» Challenge:
Search the records for "date". Copy every line where it appears.

» Entries shown:
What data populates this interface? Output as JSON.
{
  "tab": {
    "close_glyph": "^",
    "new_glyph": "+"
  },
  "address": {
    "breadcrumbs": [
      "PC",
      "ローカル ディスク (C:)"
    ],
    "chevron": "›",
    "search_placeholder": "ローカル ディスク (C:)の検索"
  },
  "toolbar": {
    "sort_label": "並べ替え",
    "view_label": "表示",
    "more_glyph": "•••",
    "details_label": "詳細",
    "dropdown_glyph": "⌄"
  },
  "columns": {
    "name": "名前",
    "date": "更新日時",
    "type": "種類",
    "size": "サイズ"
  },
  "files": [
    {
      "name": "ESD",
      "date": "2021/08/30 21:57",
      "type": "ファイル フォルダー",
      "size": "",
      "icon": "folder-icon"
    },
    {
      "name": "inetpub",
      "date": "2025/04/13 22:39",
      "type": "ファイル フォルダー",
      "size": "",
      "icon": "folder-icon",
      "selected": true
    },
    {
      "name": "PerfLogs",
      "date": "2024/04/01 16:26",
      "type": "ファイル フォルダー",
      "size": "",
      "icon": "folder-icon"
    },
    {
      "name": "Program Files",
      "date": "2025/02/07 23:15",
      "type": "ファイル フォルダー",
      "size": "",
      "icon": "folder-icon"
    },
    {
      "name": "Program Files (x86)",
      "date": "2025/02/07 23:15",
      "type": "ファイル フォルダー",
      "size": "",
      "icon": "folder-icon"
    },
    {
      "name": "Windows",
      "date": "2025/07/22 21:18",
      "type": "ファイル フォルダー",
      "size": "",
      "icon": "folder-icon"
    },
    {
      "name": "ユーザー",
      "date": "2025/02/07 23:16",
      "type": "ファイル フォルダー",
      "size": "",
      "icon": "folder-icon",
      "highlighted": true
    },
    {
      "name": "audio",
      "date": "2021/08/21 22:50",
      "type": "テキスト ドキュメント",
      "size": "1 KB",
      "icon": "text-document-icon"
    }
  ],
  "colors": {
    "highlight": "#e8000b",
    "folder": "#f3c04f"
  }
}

» Reply:
    "date": "更新日時",
      "date": "2021/08/30 21:57",
      "date": "2025/04/13 22:39",
      "date": "2024/04/01 16:26",
      "date": "2025/02/07 23:15",
      "date": "2025/02/07 23:15",
      "date": "2025/07/22 21:18",
      "date": "2025/02/07 23:16",
      "date": "2021/08/21 22:50",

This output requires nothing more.